## Task requirements
In the material below, the lines containing the word "JSON" are required; copy each of them.

START Data listing

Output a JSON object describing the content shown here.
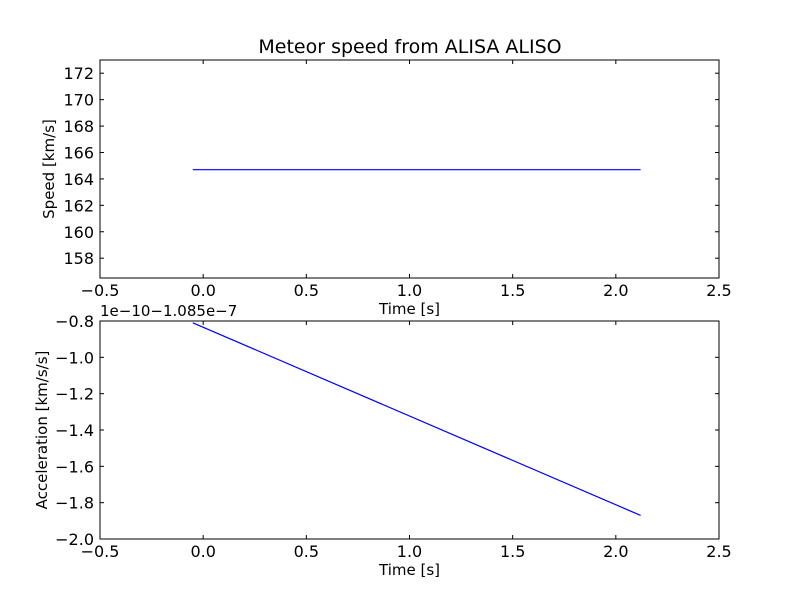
{
  "title": "Meteor speed from  ALISA ALISO",
  "colors": {
    "line": "#0000ff",
    "axes": "#000000",
    "background": "#ffffff"
  },
  "chart_data": [
    {
      "type": "line",
      "xlabel": "Time [s]",
      "ylabel": "Speed [km/s]",
      "xlim": [
        -0.5,
        2.5
      ],
      "ylim": [
        156.5,
        173.0
      ],
      "xticks": [
        -0.5,
        0.0,
        0.5,
        1.0,
        1.5,
        2.0,
        2.5
      ],
      "xtick_labels": [
        "−0.5",
        "0.0",
        "0.5",
        "1.0",
        "1.5",
        "2.0",
        "2.5"
      ],
      "yticks": [
        158,
        160,
        162,
        164,
        166,
        168,
        170,
        172
      ],
      "ytick_labels": [
        "158",
        "160",
        "162",
        "164",
        "166",
        "168",
        "170",
        "172"
      ],
      "grid": false,
      "series": [
        {
          "x": [
            -0.05,
            2.12
          ],
          "y": [
            164.7,
            164.7
          ]
        }
      ]
    },
    {
      "type": "line",
      "xlabel": "Time [s]",
      "ylabel": "Acceleration [km/s/s]",
      "offset_label": "1e−10−1.085e−7",
      "xlim": [
        -0.5,
        2.5
      ],
      "ylim": [
        -2.0,
        -0.8
      ],
      "xticks": [
        -0.5,
        0.0,
        0.5,
        1.0,
        1.5,
        2.0,
        2.5
      ],
      "xtick_labels": [
        "−0.5",
        "0.0",
        "0.5",
        "1.0",
        "1.5",
        "2.0",
        "2.5"
      ],
      "yticks": [
        -2.0,
        -1.8,
        -1.6,
        -1.4,
        -1.2,
        -1.0,
        -0.8
      ],
      "ytick_labels": [
        "−2.0",
        "−1.8",
        "−1.6",
        "−1.4",
        "−1.2",
        "−1.0",
        "−0.8"
      ],
      "grid": false,
      "series": [
        {
          "x": [
            -0.05,
            2.12
          ],
          "y": [
            -0.81,
            -1.87
          ]
        }
      ]
    }
  ]
}
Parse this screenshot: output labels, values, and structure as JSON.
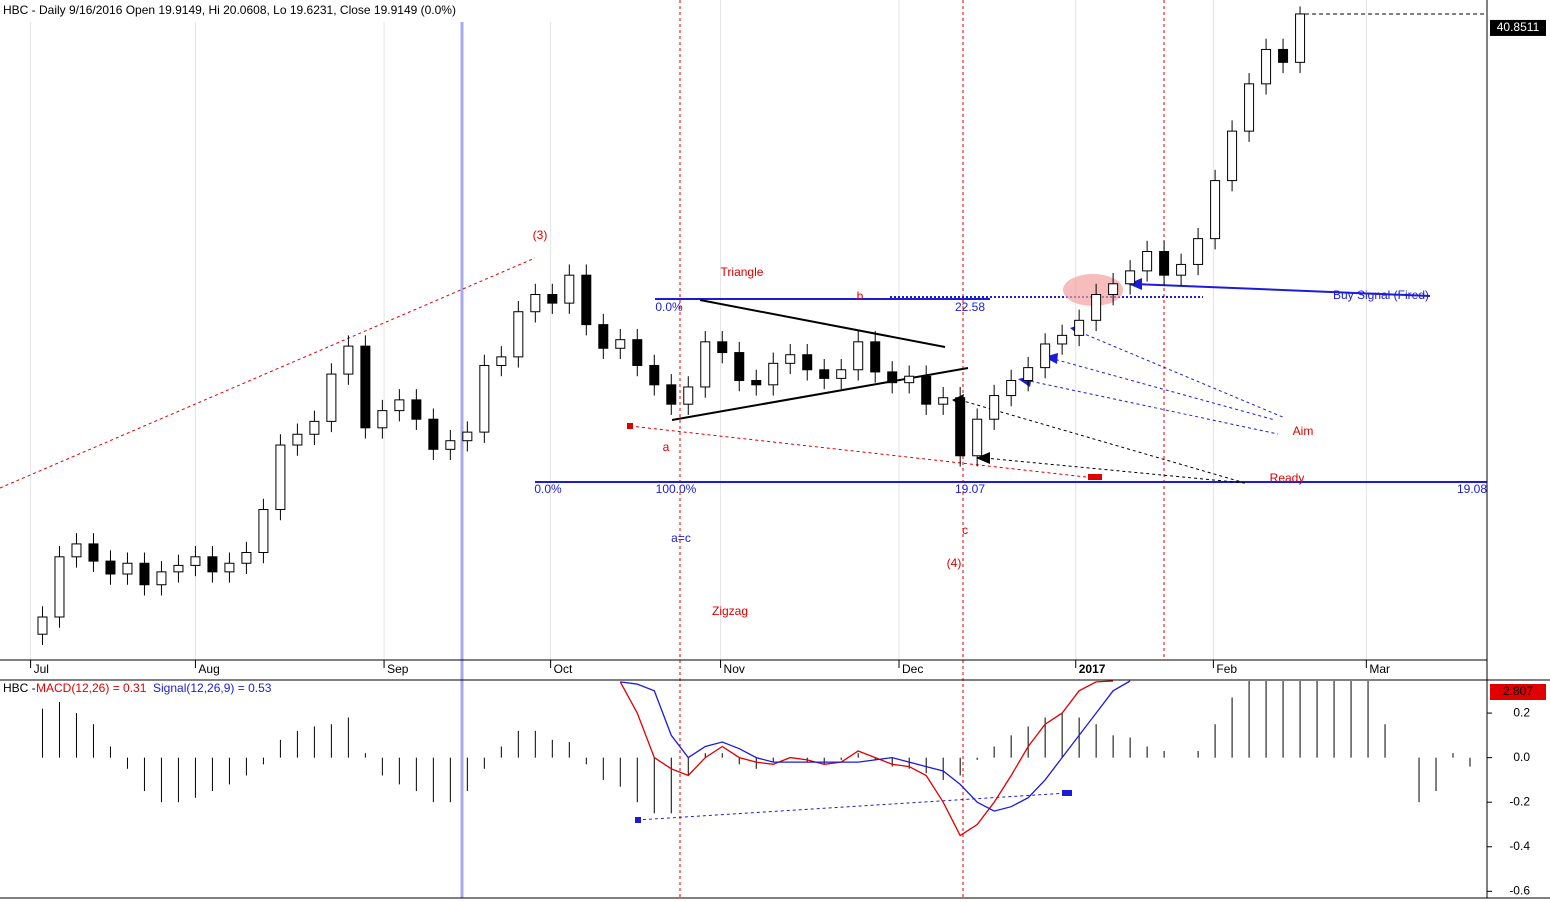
{
  "chart_data": [
    {
      "type": "candlestick",
      "title": "HBC - Daily 9/16/2016 Open 19.9149, Hi 20.0608, Lo 19.6231, Close 19.9149 (0.0%)",
      "xlim": [
        -2.5,
        85
      ],
      "xticks": [
        {
          "value": -0.7,
          "label": "Jul"
        },
        {
          "value": 9,
          "label": "Aug"
        },
        {
          "value": 20.1,
          "label": "Sep"
        },
        {
          "value": 29.9,
          "label": "Oct"
        },
        {
          "value": 39.9,
          "label": "Nov"
        },
        {
          "value": 50.4,
          "label": "Dec"
        },
        {
          "value": 60.8,
          "label": "2017"
        },
        {
          "value": 68.9,
          "label": "Feb"
        },
        {
          "value": 77.9,
          "label": "Mar"
        }
      ],
      "ylim": [
        10.8,
        41.5
      ],
      "grid": true,
      "up_color": "#ffffff",
      "down_color": "#000000",
      "open": [
        12.0,
        12.8,
        15.6,
        16.2,
        15.4,
        14.8,
        15.3,
        14.3,
        14.9,
        15.2,
        15.6,
        14.9,
        15.3,
        15.8,
        17.8,
        20.8,
        21.3,
        21.9,
        24.1,
        25.4,
        21.6,
        22.4,
        22.9,
        22.0,
        20.6,
        21.0,
        21.4,
        24.5,
        24.9,
        27.0,
        27.8,
        27.4,
        28.7,
        26.4,
        25.3,
        25.7,
        24.5,
        23.6,
        22.7,
        23.5,
        25.6,
        25.1,
        23.8,
        23.6,
        24.6,
        25.0,
        24.3,
        23.9,
        24.3,
        25.6,
        24.2,
        23.7,
        24.0,
        22.7,
        23.0,
        20.3,
        22.0,
        23.1,
        23.8,
        24.4,
        25.5,
        25.9,
        26.6,
        27.8,
        28.3,
        28.9,
        29.8,
        28.7,
        29.2,
        30.4,
        33.1,
        35.4,
        37.6,
        39.2,
        38.6
      ],
      "high": [
        13.3,
        16.1,
        16.7,
        16.7,
        15.9,
        15.8,
        15.8,
        15.4,
        15.7,
        16.1,
        16.1,
        15.8,
        16.3,
        18.3,
        21.3,
        21.8,
        22.4,
        24.6,
        25.9,
        25.9,
        22.9,
        23.4,
        23.4,
        22.5,
        21.5,
        21.9,
        25.0,
        25.4,
        27.5,
        28.3,
        28.3,
        29.2,
        29.2,
        26.9,
        26.2,
        26.2,
        25.0,
        24.1,
        24.0,
        26.1,
        26.1,
        25.6,
        24.3,
        25.1,
        25.5,
        25.5,
        24.8,
        24.8,
        26.1,
        26.1,
        24.7,
        24.5,
        24.5,
        23.5,
        23.5,
        22.5,
        23.6,
        24.3,
        24.9,
        26.0,
        26.4,
        27.1,
        28.3,
        28.8,
        29.4,
        30.3,
        30.3,
        29.7,
        30.9,
        33.6,
        35.9,
        38.1,
        39.7,
        39.7,
        41.2
      ],
      "low": [
        11.5,
        12.3,
        15.1,
        14.9,
        14.3,
        14.3,
        13.8,
        13.8,
        14.4,
        14.7,
        14.4,
        14.4,
        14.8,
        15.3,
        17.3,
        20.3,
        20.8,
        21.4,
        23.6,
        21.1,
        21.1,
        21.9,
        21.5,
        20.1,
        20.1,
        20.5,
        20.9,
        24.0,
        24.4,
        26.5,
        26.9,
        26.9,
        25.9,
        24.8,
        24.8,
        24.0,
        23.1,
        22.2,
        22.2,
        23.0,
        24.6,
        23.3,
        23.1,
        23.1,
        24.1,
        23.8,
        23.4,
        23.4,
        23.8,
        23.7,
        23.2,
        23.2,
        22.2,
        22.2,
        19.8,
        19.8,
        21.5,
        22.6,
        23.3,
        23.9,
        25.0,
        25.4,
        26.1,
        27.3,
        27.8,
        28.4,
        28.2,
        28.2,
        28.7,
        29.9,
        32.6,
        34.9,
        37.1,
        38.1,
        38.1
      ],
      "close": [
        12.8,
        15.6,
        16.2,
        15.4,
        14.8,
        15.3,
        14.3,
        14.9,
        15.2,
        15.6,
        14.9,
        15.3,
        15.8,
        17.8,
        20.8,
        21.3,
        21.9,
        24.1,
        25.4,
        21.6,
        22.4,
        22.9,
        22.0,
        20.6,
        21.0,
        21.4,
        24.5,
        24.9,
        27.0,
        27.8,
        27.4,
        28.7,
        26.4,
        25.3,
        25.7,
        24.5,
        23.6,
        22.7,
        23.5,
        25.6,
        25.1,
        23.8,
        23.6,
        24.6,
        25.0,
        24.3,
        23.9,
        24.3,
        25.6,
        24.2,
        23.7,
        24.0,
        22.7,
        23.0,
        20.3,
        22.0,
        23.1,
        23.8,
        24.4,
        25.5,
        25.9,
        26.6,
        27.8,
        28.3,
        28.9,
        29.8,
        28.7,
        29.2,
        30.4,
        33.1,
        35.4,
        37.6,
        39.2,
        38.6,
        40.8511
      ],
      "annotations": [
        "(3)",
        "Triangle",
        "b",
        "0.0%",
        "22.58",
        "a",
        "0.0%",
        "100.0%",
        "19.07",
        "19.08",
        "a=c",
        "Zigzag",
        "c",
        "(4)",
        "Buy Signal (Fired)",
        "Aim",
        "Ready"
      ]
    },
    {
      "type": "macd",
      "title": "HBC -",
      "xlim": [
        -2.5,
        85
      ],
      "ylim": [
        -0.63,
        0.344
      ],
      "yticks": [
        0.2,
        {
          "value": 0,
          "label": "0.0"
        },
        -0.2,
        -0.4,
        -0.6
      ],
      "badge": 2.807,
      "histogram": [
        0.22,
        0.25,
        0.2,
        0.15,
        0.05,
        -0.05,
        -0.15,
        -0.2,
        -0.2,
        -0.18,
        -0.15,
        -0.12,
        -0.08,
        -0.03,
        0.08,
        0.12,
        0.14,
        0.15,
        0.18,
        0.02,
        -0.08,
        -0.12,
        -0.15,
        -0.2,
        -0.2,
        -0.15,
        -0.05,
        0.05,
        0.12,
        0.12,
        0.08,
        0.07,
        -0.03,
        -0.1,
        -0.13,
        -0.2,
        -0.25,
        -0.25,
        -0.08,
        0.02,
        0.02,
        -0.03,
        -0.05,
        -0.02,
        0.0,
        -0.02,
        -0.03,
        -0.01,
        0.02,
        -0.01,
        -0.04,
        -0.05,
        -0.07,
        -0.1,
        -0.08,
        -0.01,
        0.05,
        0.1,
        0.14,
        0.18,
        0.2,
        0.18,
        0.15,
        0.1,
        0.09,
        0.05,
        0.03,
        0.0,
        0.03,
        0.15,
        0.27,
        0.344,
        0.344,
        0.344,
        0.344,
        0.344,
        0.344,
        0.344,
        0.344,
        0.15,
        0.0,
        -0.2,
        -0.15,
        0.02,
        -0.04
      ],
      "series": [
        {
          "name": "MACD(12,26) = 0.31",
          "color": "#e00000",
          "values": [
            null,
            null,
            null,
            null,
            null,
            null,
            null,
            null,
            null,
            null,
            null,
            null,
            null,
            null,
            null,
            null,
            null,
            null,
            null,
            null,
            null,
            null,
            null,
            null,
            null,
            null,
            null,
            null,
            null,
            null,
            null,
            null,
            null,
            null,
            0.34,
            0.2,
            0.0,
            -0.05,
            -0.08,
            0.0,
            0.05,
            0.0,
            -0.02,
            -0.03,
            0.0,
            -0.01,
            -0.03,
            -0.02,
            0.03,
            0.0,
            -0.03,
            -0.04,
            -0.08,
            -0.2,
            -0.35,
            -0.3,
            -0.2,
            -0.08,
            0.05,
            0.15,
            0.2,
            0.3,
            0.34,
            0.344,
            null,
            null,
            null,
            null,
            null,
            null,
            null,
            null,
            null,
            null,
            null,
            null,
            null,
            null,
            null,
            null,
            null,
            null,
            null,
            null,
            null
          ]
        },
        {
          "name": "Signal(12,26,9) = 0.53",
          "color": "#1c1cd8",
          "values": [
            null,
            null,
            null,
            null,
            null,
            null,
            null,
            null,
            null,
            null,
            null,
            null,
            null,
            null,
            null,
            null,
            null,
            null,
            null,
            null,
            null,
            null,
            null,
            null,
            null,
            null,
            null,
            null,
            null,
            null,
            null,
            null,
            null,
            null,
            0.34,
            0.33,
            0.3,
            0.1,
            0.0,
            0.05,
            0.07,
            0.04,
            0.0,
            -0.02,
            -0.02,
            -0.02,
            -0.02,
            -0.02,
            -0.02,
            -0.01,
            0.0,
            -0.02,
            -0.04,
            -0.06,
            -0.12,
            -0.2,
            -0.24,
            -0.22,
            -0.18,
            -0.1,
            0.0,
            0.1,
            0.2,
            0.3,
            0.344,
            null,
            null,
            null,
            null,
            null,
            null,
            null,
            null,
            null,
            null,
            null,
            null,
            null,
            null,
            null,
            null,
            null,
            null,
            null,
            null
          ]
        }
      ]
    }
  ]
}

END Data listing

## Solution to this exercise
Output a JSON object describing the content shown here.
Parse this screenshot: output labels, values, and structure as JSON.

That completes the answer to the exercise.